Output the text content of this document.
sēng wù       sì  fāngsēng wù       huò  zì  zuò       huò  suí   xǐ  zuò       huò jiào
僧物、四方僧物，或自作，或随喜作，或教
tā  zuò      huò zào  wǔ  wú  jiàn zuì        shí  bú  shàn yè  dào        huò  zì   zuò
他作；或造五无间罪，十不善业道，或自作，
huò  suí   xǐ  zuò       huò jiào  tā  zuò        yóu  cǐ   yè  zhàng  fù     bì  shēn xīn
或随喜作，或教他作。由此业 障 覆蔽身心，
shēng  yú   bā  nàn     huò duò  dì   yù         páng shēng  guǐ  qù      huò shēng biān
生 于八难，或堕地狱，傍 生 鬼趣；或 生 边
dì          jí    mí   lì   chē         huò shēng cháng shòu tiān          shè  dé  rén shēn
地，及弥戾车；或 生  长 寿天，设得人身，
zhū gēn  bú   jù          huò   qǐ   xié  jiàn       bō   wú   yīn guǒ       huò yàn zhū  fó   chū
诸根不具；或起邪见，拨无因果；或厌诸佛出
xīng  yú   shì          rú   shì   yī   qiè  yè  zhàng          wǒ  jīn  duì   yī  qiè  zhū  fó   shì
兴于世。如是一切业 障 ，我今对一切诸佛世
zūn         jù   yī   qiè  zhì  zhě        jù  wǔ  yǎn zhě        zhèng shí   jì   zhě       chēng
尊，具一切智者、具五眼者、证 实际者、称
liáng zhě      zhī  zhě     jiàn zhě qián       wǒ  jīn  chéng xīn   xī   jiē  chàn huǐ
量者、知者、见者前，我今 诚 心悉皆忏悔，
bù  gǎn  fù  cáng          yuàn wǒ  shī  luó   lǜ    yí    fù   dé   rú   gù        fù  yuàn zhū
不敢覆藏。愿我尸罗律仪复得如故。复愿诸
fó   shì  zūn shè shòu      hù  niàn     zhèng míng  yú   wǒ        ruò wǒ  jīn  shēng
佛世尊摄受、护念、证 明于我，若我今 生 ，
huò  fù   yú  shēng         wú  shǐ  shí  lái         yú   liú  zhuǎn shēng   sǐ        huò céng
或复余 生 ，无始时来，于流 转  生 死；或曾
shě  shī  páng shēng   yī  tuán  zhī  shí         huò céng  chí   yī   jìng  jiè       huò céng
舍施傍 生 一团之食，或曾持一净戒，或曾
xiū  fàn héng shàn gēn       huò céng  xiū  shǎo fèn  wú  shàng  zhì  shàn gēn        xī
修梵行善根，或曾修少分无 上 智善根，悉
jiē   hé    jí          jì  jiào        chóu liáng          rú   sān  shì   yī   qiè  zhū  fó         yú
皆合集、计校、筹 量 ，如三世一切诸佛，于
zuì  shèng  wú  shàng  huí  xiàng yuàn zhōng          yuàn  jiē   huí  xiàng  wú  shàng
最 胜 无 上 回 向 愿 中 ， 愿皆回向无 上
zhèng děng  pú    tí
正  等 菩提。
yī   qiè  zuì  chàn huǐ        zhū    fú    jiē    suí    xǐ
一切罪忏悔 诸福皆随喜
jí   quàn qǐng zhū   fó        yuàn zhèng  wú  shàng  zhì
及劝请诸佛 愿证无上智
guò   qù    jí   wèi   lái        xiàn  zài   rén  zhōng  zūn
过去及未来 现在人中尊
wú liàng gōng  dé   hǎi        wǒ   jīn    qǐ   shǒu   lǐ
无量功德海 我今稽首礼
|---|
Task to carry out: All of the records must be repeated exactly.

Completed exercise:
Output the text content of this document.
sēng wù       sì  fāngsēng wù       huò  zì  zuò       huò  suí   xǐ  zuò       huò jiào
僧物、四方僧物，或自作，或随喜作，或教
tā  zuò      huò zào  wǔ  wú  jiàn zuì        shí  bú  shàn yè  dào        huò  zì   zuò
他作；或造五无间罪，十不善业道，或自作，
huò  suí   xǐ  zuò       huò jiào  tā  zuò        yóu  cǐ   yè  zhàng  fù     bì  shēn xīn
或随喜作，或教他作。由此业 障 覆蔽身心，
shēng  yú   bā  nàn     huò duò  dì   yù         páng shēng  guǐ  qù      huò shēng biān
生 于八难，或堕地狱，傍 生 鬼趣；或 生 边
dì          jí    mí   lì   chē         huò shēng cháng shòu tiān          shè  dé  rén shēn
地，及弥戾车；或 生  长 寿天，设得人身，
zhū gēn  bú   jù          huò   qǐ   xié  jiàn       bō   wú   yīn guǒ       huò yàn zhū  fó   chū
诸根不具；或起邪见，拨无因果；或厌诸佛出
xīng  yú   shì          rú   shì   yī   qiè  yè  zhàng          wǒ  jīn  duì   yī  qiè  zhū  fó   shì
兴于世。如是一切业 障 ，我今对一切诸佛世
zūn         jù   yī   qiè  zhì  zhě        jù  wǔ  yǎn zhě        zhèng shí   jì   zhě       chēng
尊，具一切智者、具五眼者、证 实际者、称
liáng zhě      zhī  zhě     jiàn zhě qián       wǒ  jīn  chéng xīn   xī   jiē  chàn huǐ
量者、知者、见者前，我今 诚 心悉皆忏悔，
bù  gǎn  fù  cáng          yuàn wǒ  shī  luó   lǜ    yí    fù   dé   rú   gù        fù  yuàn zhū
不敢覆藏。愿我尸罗律仪复得如故。复愿诸
fó   shì  zūn shè shòu      hù  niàn     zhèng míng  yú   wǒ        ruò wǒ  jīn  shēng
佛世尊摄受、护念、证 明于我，若我今 生 ，
huò  fù   yú  shēng         wú  shǐ  shí  lái         yú   liú  zhuǎn shēng   sǐ        huò céng
或复余 生 ，无始时来，于流 转  生 死；或曾
shě  shī  páng shēng   yī  tuán  zhī  shí         huò céng  chí   yī   jìng  jiè       huò céng
舍施傍 生 一团之食，或曾持一净戒，或曾
xiū  fàn héng shàn gēn       huò céng  xiū  shǎo fèn  wú  shàng  zhì  shàn gēn        xī
修梵行善根，或曾修少分无 上 智善根，悉
jiē   hé    jí          jì  jiào        chóu liáng          rú   sān  shì   yī   qiè  zhū  fó         yú
皆合集、计校、筹 量 ，如三世一切诸佛，于
zuì  shèng  wú  shàng  huí  xiàng yuàn zhōng          yuàn  jiē   huí  xiàng  wú  shàng
最 胜 无 上 回 向 愿 中 ， 愿皆回向无 上
zhèng děng  pú    tí
正  等 菩提。
yī   qiè  zuì  chàn huǐ        zhū    fú    jiē    suí    xǐ
一切罪忏悔 诸福皆随喜
jí   quàn qǐng zhū   fó        yuàn zhèng  wú  shàng  zhì
及劝请诸佛 愿证无上智
guò   qù    jí   wèi   lái        xiàn  zài   rén  zhōng  zūn
过去及未来 现在人中尊
wú liàng gōng  dé   hǎi        wǒ   jīn    qǐ   shǒu   lǐ
无量功德海 我今稽首礼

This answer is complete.